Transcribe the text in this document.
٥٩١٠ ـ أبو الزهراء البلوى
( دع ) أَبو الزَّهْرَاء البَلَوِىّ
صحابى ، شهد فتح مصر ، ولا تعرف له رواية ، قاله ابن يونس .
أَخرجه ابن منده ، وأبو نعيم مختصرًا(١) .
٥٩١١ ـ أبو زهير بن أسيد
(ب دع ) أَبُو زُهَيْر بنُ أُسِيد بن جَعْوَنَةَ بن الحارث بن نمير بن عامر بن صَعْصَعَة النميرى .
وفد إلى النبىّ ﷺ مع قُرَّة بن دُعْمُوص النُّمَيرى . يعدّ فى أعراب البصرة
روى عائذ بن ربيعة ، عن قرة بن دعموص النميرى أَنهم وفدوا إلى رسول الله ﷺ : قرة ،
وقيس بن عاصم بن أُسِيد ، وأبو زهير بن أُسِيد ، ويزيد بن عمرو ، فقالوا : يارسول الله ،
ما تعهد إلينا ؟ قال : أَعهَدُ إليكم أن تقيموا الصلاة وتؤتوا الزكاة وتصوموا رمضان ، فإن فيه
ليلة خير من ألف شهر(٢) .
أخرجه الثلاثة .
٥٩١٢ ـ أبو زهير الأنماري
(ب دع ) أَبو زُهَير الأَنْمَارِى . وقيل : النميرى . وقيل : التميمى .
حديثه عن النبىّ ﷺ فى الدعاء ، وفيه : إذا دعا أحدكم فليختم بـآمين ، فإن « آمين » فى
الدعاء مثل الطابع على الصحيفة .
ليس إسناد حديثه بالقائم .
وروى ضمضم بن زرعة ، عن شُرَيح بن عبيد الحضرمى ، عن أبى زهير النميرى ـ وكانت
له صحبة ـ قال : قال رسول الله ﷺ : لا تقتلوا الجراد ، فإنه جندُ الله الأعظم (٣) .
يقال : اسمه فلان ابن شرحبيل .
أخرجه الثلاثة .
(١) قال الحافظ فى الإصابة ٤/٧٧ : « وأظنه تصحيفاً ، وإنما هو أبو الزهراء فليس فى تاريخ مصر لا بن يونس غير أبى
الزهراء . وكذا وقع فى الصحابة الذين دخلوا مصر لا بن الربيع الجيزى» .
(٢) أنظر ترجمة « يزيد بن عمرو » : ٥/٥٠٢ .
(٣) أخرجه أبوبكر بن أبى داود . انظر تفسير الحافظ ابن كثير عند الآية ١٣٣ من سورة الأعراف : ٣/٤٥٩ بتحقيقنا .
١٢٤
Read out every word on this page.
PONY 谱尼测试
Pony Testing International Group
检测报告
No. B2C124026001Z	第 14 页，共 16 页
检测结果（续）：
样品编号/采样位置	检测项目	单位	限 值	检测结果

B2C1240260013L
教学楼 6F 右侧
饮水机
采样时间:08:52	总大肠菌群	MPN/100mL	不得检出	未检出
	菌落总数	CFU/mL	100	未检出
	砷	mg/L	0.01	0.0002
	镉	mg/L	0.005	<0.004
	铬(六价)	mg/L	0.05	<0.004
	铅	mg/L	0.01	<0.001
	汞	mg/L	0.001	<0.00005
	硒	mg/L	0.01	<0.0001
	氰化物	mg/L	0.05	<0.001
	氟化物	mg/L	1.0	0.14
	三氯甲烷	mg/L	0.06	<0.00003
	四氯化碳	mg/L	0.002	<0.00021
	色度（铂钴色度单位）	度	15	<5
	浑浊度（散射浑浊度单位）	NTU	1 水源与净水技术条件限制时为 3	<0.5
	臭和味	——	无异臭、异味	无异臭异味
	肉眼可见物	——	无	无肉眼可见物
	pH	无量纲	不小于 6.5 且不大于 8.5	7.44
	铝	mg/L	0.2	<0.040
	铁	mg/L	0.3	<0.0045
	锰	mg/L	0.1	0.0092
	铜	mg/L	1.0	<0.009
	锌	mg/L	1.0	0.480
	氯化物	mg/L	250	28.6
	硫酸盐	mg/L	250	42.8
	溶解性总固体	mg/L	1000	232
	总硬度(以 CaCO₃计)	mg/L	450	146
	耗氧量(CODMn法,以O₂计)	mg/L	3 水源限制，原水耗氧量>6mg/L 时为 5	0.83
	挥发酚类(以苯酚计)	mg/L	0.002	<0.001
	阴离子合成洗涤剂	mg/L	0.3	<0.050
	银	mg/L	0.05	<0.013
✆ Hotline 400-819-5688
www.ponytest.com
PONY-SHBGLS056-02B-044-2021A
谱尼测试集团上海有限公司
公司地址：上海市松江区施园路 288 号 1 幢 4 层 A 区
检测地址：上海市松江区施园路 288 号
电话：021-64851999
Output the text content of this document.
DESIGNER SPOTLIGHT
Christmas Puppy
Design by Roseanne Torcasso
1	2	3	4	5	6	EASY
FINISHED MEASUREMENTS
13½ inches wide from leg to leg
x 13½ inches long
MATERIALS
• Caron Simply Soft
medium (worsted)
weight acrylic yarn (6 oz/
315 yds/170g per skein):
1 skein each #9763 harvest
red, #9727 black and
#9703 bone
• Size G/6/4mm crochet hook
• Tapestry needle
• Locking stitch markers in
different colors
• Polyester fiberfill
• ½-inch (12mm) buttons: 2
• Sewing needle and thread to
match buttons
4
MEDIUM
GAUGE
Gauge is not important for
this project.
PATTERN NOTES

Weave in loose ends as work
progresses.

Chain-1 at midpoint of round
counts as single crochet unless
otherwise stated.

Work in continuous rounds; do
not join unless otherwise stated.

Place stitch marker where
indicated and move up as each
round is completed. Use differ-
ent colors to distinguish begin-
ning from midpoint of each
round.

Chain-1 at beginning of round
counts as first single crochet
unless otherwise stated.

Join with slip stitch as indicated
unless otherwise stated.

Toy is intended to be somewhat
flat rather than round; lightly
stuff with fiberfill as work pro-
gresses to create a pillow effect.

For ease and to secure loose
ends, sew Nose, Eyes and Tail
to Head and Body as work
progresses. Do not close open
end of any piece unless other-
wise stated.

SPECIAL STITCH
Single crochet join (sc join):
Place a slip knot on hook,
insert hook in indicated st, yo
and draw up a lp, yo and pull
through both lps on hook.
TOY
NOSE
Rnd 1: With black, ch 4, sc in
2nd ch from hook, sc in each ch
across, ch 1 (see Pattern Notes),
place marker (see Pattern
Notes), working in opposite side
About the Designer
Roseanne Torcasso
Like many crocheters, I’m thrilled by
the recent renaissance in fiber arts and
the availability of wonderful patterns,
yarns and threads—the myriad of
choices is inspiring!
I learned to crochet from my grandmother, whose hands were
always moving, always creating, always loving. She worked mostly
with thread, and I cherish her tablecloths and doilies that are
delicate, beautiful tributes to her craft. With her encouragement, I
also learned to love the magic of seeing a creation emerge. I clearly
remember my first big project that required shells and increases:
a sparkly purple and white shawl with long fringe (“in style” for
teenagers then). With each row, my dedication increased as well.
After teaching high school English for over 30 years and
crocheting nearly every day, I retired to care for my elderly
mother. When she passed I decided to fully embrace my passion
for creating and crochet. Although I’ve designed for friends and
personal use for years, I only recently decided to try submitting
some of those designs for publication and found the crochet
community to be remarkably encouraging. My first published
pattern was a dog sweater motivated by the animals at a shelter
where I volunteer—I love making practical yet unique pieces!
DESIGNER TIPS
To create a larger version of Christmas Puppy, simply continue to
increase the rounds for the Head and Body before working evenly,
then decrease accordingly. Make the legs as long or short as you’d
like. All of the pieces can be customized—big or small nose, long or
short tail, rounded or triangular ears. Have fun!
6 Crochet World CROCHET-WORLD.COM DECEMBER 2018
···
Reproduce the listing above verbatim, from first line to last.

Transcribe the text in this document.
٥٩١٠ ـ أبو الزهراء البلوى
( دع ) أَبو الزَّهْرَاء البَلَوِىّ
صحابى ، شهد فتح مصر ، ولا تعرف له رواية ، قاله ابن يونس .
أَخرجه ابن منده ، وأبو نعيم مختصرًا(١) .
٥٩١١ ـ أبو زهير بن أسيد
(ب دع ) أَبُو زُهَيْر بنُ أُسِيد بن جَعْوَنَةَ بن الحارث بن نمير بن عامر بن صَعْصَعَة النميرى .
وفد إلى النبىّ ﷺ مع قُرَّة بن دُعْمُوص النُّمَيرى . يعدّ فى أعراب البصرة
روى عائذ بن ربيعة ، عن قرة بن دعموص النميرى أَنهم وفدوا إلى رسول الله ﷺ : قرة ،
وقيس بن عاصم بن أُسِيد ، وأبو زهير بن أُسِيد ، ويزيد بن عمرو ، فقالوا : يارسول الله ،
ما تعهد إلينا ؟ قال : أَعهَدُ إليكم أن تقيموا الصلاة وتؤتوا الزكاة وتصوموا رمضان ، فإن فيه
ليلة خير من ألف شهر(٢) .
أخرجه الثلاثة .
٥٩١٢ ـ أبو زهير الأنماري
(ب دع ) أَبو زُهَير الأَنْمَارِى . وقيل : النميرى . وقيل : التميمى .
حديثه عن النبىّ ﷺ فى الدعاء ، وفيه : إذا دعا أحدكم فليختم بـآمين ، فإن « آمين » فى
الدعاء مثل الطابع على الصحيفة .
ليس إسناد حديثه بالقائم .
وروى ضمضم بن زرعة ، عن شُرَيح بن عبيد الحضرمى ، عن أبى زهير النميرى ـ وكانت
له صحبة ـ قال : قال رسول الله ﷺ : لا تقتلوا الجراد ، فإنه جندُ الله الأعظم (٣) .
يقال : اسمه فلان ابن شرحبيل .
أخرجه الثلاثة .
(١) قال الحافظ فى الإصابة ٤/٧٧ : « وأظنه تصحيفاً ، وإنما هو أبو الزهراء فليس فى تاريخ مصر لا بن يونس غير أبى
الزهراء . وكذا وقع فى الصحابة الذين دخلوا مصر لا بن الربيع الجيزى» .
(٢) أنظر ترجمة « يزيد بن عمرو » : ٥/٥٠٢ .
(٣) أخرجه أبوبكر بن أبى داود . انظر تفسير الحافظ ابن كثير عند الآية ١٣٣ من سورة الأعراف : ٣/٤٥٩ بتحقيقنا .
١٢٤
Read out every word on this page.
PONY 谱尼测试
Pony Testing International Group
检测报告
No. B2C124026001Z	第 14 页，共 16 页
检测结果（续）：
样品编号/采样位置	检测项目	单位	限 值	检测结果

B2C1240260013L
教学楼 6F 右侧
饮水机
采样时间:08:52	总大肠菌群	MPN/100mL	不得检出	未检出
	菌落总数	CFU/mL	100	未检出
	砷	mg/L	0.01	0.0002
	镉	mg/L	0.005	<0.004
	铬(六价)	mg/L	0.05	<0.004
	铅	mg/L	0.01	<0.001
	汞	mg/L	0.001	<0.00005
	硒	mg/L	0.01	<0.0001
	氰化物	mg/L	0.05	<0.001
	氟化物	mg/L	1.0	0.14
	三氯甲烷	mg/L	0.06	<0.00003
	四氯化碳	mg/L	0.002	<0.00021
	色度（铂钴色度单位）	度	15	<5
	浑浊度（散射浑浊度单位）	NTU	1 水源与净水技术条件限制时为 3	<0.5
	臭和味	——	无异臭、异味	无异臭异味
	肉眼可见物	——	无	无肉眼可见物
	pH	无量纲	不小于 6.5 且不大于 8.5	7.44
	铝	mg/L	0.2	<0.040
	铁	mg/L	0.3	<0.0045
	锰	mg/L	0.1	0.0092
	铜	mg/L	1.0	<0.009
	锌	mg/L	1.0	0.480
	氯化物	mg/L	250	28.6
	硫酸盐	mg/L	250	42.8
	溶解性总固体	mg/L	1000	232
	总硬度(以 CaCO₃计)	mg/L	450	146
	耗氧量(CODMn法,以O₂计)	mg/L	3 水源限制，原水耗氧量>6mg/L 时为 5	0.83
	挥发酚类(以苯酚计)	mg/L	0.002	<0.001
	阴离子合成洗涤剂	mg/L	0.3	<0.050
	银	mg/L	0.05	<0.013
✆ Hotline 400-819-5688
www.ponytest.com
PONY-SHBGLS056-02B-044-2021A
谱尼测试集团上海有限公司
公司地址：上海市松江区施园路 288 号 1 幢 4 层 A 区
检测地址：上海市松江区施园路 288 号
电话：021-64851999
Output the text content of this document.
DESIGNER SPOTLIGHT
Christmas Puppy
Design by Roseanne Torcasso
1	2	3	4	5	6	EASY
FINISHED MEASUREMENTS
13½ inches wide from leg to leg
x 13½ inches long
MATERIALS
• Caron Simply Soft
medium (worsted)
weight acrylic yarn (6 oz/
315 yds/170g per skein):
1 skein each #9763 harvest
red, #9727 black and
#9703 bone
• Size G/6/4mm crochet hook
• Tapestry needle
• Locking stitch markers in
different colors
• Polyester fiberfill
• ½-inch (12mm) buttons: 2
• Sewing needle and thread to
match buttons
4
MEDIUM
GAUGE
Gauge is not important for
this project.
PATTERN NOTES

Weave in loose ends as work
progresses.

Chain-1 at midpoint of round
counts as single crochet unless
otherwise stated.

Work in continuous rounds; do
not join unless otherwise stated.

Place stitch marker where
indicated and move up as each
round is completed. Use differ-
ent colors to distinguish begin-
ning from midpoint of each
round.

Chain-1 at beginning of round
counts as first single crochet
unless otherwise stated.

Join with slip stitch as indicated
unless otherwise stated.

Toy is intended to be somewhat
flat rather than round; lightly
stuff with fiberfill as work pro-
gresses to create a pillow effect.

For ease and to secure loose
ends, sew Nose, Eyes and Tail
to Head and Body as work
progresses. Do not close open
end of any piece unless other-
wise stated.

SPECIAL STITCH
Single crochet join (sc join):
Place a slip knot on hook,
insert hook in indicated st, yo
and draw up a lp, yo and pull
through both lps on hook.
TOY
NOSE
Rnd 1: With black, ch 4, sc in
2nd ch from hook, sc in each ch
across, ch 1 (see Pattern Notes),
place marker (see Pattern
Notes), working in opposite side
About the Designer
Roseanne Torcasso
Like many crocheters, I’m thrilled by
the recent renaissance in fiber arts and
the availability of wonderful patterns,
yarns and threads—the myriad of
choices is inspiring!
I learned to crochet from my grandmother, whose hands were
always moving, always creating, always loving. She worked mostly
with thread, and I cherish her tablecloths and doilies that are
delicate, beautiful tributes to her craft. With her encouragement, I
also learned to love the magic of seeing a creation emerge. I clearly
remember my first big project that required shells and increases:
a sparkly purple and white shawl with long fringe (“in style” for
teenagers then). With each row, my dedication increased as well.
After teaching high school English for over 30 years and
crocheting nearly every day, I retired to care for my elderly
mother. When she passed I decided to fully embrace my passion
for creating and crochet. Although I’ve designed for friends and
personal use for years, I only recently decided to try submitting
some of those designs for publication and found the crochet
community to be remarkably encouraging. My first published
pattern was a dog sweater motivated by the animals at a shelter
where I volunteer—I love making practical yet unique pieces!
DESIGNER TIPS
To create a larger version of Christmas Puppy, simply continue to
increase the rounds for the Head and Body before working evenly,
then decrease accordingly. Make the legs as long or short as you’d
like. All of the pieces can be customized—big or small nose, long or
short tail, rounded or triangular ears. Have fun!
6 Crochet World CROCHET-WORLD.COM DECEMBER 2018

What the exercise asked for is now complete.